EXERCISE:
Reproduce the thread on wording a Czech thank-you note word for word, everything from "Hi, I am writing" down to "Thank a lot.".

# Generous



## aedude94

Hi, I am writing a thank you note in Czech and I just wanted to see if the note made sense and doesn't sound weird or something. Also, I am looking for a word that would make sense in Czech that means something along the lines of generous in English, like "thank you for the generous gift". Anyways, here is my card so far:

Dekuju moc pro skvely darek na muj (graduation?). Bylo to velmi (generous of you) a muzu to pouzivat, az pujdu do Ceske Republiky v cervenci nebo pomoct koupit moje knizky v univerzite. Dekuju moc. 

This is along the lines of what I am trying to say:

Thank you very much for the great present for my graduation. It was very generous (or nice) of you and I can use it when I go to the Czech Republic in July or to help pay for my books in college. Thank a lot. 

Please help make corrections and suggestion so it doesn't sound as bad as it does right now, haha. thanks


----------



## winpoj

Hi,

Moc děkuju za skvělý dárek k ukončení školy. Bylo to od vás velmi pěkné. Využiju ho, až v červenci přijedu do České republiky, nebo k nákupu knížek na univerzitě. Ještě jednou děkuju.

Note: I don't know what level of formality you are after. If you want to be more formal, replace "Moc děkuju" with "Děkuji mnohokrát" and "Využiju ho" with "Využiji jej".

Also: "graduation" as a ceremony translates as "promoce" if you are finishing university. It is not used for the end of high school though.

"generous" can be translated as "velkorysý" or "štědrý" but it wouldn't work in your sentence in my view.


----------



## Jana337

> Bylo to od Vás velmi pěkné/milé.


I would definitely capitalize it.


----------



## winpoj

Yes, sorry for my omission. In letters (and increasingly in advertisements), we capitalize second person personal pronouns as a sign of respect.


----------



## aedude94

Thank you very much¡¡¡


----------

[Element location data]
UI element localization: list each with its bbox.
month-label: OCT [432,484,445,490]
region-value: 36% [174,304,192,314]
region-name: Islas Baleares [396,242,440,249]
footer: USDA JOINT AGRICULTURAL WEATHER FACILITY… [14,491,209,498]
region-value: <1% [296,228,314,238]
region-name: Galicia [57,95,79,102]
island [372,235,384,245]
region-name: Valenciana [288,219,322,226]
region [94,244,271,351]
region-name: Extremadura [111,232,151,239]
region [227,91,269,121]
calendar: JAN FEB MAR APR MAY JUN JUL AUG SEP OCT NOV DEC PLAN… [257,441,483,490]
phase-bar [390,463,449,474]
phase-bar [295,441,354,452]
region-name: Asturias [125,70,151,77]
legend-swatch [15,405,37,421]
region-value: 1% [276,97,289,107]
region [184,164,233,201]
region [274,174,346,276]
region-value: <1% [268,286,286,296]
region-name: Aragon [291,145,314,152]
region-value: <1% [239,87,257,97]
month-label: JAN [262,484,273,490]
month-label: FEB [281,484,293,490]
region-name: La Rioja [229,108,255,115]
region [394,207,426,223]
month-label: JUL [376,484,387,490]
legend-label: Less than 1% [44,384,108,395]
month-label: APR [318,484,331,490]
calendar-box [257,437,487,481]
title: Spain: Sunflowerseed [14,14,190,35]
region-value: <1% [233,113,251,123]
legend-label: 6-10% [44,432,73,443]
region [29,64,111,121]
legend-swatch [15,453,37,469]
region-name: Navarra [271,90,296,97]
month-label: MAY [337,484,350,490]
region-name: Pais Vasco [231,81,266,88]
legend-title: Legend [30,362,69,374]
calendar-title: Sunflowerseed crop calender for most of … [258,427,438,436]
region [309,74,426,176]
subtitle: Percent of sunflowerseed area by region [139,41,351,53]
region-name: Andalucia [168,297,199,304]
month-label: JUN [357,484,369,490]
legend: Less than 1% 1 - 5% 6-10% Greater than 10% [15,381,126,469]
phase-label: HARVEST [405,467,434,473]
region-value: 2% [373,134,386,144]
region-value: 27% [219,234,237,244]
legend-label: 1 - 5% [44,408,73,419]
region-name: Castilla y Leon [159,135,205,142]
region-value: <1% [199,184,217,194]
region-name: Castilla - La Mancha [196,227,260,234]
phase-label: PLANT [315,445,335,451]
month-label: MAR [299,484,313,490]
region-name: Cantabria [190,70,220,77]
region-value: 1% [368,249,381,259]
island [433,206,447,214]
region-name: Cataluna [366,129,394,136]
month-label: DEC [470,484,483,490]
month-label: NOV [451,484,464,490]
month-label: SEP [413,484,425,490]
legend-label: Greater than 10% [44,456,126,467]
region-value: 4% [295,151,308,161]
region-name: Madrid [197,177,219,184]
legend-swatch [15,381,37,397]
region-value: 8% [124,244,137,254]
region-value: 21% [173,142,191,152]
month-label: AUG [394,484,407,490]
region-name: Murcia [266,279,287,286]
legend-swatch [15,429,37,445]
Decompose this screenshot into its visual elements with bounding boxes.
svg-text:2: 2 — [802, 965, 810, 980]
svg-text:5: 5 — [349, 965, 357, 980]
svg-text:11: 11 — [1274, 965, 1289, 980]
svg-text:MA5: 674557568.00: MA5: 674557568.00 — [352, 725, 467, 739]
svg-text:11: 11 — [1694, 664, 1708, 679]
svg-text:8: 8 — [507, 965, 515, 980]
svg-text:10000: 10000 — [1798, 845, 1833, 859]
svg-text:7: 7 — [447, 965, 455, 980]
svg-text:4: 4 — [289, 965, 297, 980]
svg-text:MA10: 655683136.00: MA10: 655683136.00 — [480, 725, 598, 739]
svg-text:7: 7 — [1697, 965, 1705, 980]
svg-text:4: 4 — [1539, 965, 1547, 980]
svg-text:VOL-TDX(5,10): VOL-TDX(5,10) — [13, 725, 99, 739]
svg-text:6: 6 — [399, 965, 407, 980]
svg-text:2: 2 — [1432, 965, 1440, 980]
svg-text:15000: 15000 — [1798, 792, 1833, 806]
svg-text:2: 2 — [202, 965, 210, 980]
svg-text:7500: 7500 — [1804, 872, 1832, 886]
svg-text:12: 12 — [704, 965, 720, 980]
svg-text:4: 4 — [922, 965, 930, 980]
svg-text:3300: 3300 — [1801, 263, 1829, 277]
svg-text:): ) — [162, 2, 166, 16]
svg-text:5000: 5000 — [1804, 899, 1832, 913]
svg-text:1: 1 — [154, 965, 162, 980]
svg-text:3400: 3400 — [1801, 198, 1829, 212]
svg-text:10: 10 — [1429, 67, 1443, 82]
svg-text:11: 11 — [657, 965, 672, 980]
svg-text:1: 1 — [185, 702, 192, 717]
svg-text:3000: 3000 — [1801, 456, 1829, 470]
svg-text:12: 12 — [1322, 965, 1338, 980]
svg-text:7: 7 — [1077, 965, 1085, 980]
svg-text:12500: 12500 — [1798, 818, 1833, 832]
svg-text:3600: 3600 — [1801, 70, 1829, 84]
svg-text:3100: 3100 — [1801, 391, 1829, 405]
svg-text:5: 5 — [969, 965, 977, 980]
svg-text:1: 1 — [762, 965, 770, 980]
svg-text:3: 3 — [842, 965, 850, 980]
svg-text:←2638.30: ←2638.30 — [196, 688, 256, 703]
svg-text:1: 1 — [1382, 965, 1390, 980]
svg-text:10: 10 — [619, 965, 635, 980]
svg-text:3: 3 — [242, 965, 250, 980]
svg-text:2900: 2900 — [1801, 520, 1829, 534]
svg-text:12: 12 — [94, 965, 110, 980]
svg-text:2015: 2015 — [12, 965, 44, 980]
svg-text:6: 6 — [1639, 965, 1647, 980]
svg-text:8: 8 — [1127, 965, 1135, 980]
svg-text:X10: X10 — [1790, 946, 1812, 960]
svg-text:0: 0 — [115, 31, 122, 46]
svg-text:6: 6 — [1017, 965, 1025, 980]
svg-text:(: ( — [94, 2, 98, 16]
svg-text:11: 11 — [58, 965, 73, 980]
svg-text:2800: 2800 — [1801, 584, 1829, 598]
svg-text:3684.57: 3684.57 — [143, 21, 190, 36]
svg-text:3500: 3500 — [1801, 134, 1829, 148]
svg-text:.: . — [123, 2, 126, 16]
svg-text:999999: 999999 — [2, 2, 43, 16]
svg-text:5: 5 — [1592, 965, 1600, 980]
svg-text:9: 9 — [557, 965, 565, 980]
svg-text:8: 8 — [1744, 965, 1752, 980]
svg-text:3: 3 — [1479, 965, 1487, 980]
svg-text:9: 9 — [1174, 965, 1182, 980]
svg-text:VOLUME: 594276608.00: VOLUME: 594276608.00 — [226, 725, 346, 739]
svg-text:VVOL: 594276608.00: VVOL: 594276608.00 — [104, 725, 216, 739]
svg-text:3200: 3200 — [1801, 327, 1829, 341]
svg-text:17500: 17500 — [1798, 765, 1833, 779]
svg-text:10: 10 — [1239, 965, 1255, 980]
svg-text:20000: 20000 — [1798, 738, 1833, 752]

RESPONSE:
Hi, I am writing a thank you note in Czech and I just wanted to see if the note made sense and doesn't sound weird or something. Also, I am looking for a word that would make sense in Czech that means something along the lines of generous in English, like "thank you for the generous gift". Anyways, here is my card so far:

Dekuju moc pro skvely darek na muj (graduation?). Bylo to velmi (generous of you) a muzu to pouzivat, az pujdu do Ceske Republiky v cervenci nebo pomoct koupit moje knizky v univerzite. Dekuju moc. 

This is along the lines of what I am trying to say:

Thank you very much for the great present for my graduation. It was very generous (or nice) of you and I can use it when I go to the Czech Republic in July or to help pay for my books in college. Thank a lot.